- **What you are asked to do**
Tally the lines with the word "Positive" and report the number alone.

====== Provided data

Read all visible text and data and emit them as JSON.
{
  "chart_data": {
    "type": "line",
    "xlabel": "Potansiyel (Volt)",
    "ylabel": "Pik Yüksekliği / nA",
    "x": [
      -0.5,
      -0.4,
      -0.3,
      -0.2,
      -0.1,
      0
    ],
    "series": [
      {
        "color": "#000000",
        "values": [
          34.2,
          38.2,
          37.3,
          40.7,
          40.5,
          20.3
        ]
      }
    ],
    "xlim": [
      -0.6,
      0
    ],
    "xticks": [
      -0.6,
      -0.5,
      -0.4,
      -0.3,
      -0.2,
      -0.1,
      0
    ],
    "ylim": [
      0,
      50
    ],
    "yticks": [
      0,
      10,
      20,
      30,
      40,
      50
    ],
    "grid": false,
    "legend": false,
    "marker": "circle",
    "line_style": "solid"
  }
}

============
====== Provided data

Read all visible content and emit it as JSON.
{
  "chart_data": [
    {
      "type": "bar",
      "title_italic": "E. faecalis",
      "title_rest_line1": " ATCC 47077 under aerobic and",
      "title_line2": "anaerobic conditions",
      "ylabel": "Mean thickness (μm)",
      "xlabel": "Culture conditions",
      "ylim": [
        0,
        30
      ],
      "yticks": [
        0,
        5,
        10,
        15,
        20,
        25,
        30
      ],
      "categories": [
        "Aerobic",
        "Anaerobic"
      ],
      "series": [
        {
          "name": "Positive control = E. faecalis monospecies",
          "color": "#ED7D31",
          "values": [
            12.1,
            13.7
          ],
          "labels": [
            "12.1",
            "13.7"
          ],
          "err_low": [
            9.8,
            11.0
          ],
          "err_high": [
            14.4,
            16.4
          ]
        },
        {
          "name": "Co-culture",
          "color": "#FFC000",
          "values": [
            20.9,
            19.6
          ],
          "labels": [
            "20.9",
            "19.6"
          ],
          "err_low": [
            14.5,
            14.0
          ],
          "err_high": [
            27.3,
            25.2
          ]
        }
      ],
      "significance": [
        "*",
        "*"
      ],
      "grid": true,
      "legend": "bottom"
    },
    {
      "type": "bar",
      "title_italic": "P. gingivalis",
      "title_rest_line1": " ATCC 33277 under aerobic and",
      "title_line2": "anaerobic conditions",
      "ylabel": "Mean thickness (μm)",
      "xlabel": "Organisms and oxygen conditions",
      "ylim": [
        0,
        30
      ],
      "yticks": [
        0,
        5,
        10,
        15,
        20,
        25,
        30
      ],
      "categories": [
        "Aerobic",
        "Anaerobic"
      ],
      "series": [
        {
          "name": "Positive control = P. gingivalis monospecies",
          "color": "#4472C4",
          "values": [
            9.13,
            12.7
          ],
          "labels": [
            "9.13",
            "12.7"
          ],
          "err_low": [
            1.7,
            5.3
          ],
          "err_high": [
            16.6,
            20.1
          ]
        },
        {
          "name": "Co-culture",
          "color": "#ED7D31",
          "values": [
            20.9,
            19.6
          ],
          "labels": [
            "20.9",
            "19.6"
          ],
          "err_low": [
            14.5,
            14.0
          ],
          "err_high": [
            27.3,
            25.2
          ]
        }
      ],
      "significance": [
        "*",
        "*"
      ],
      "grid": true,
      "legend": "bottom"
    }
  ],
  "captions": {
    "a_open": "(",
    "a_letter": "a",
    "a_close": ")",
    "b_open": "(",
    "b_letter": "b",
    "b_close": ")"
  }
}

============

- **Solution to this problem**
2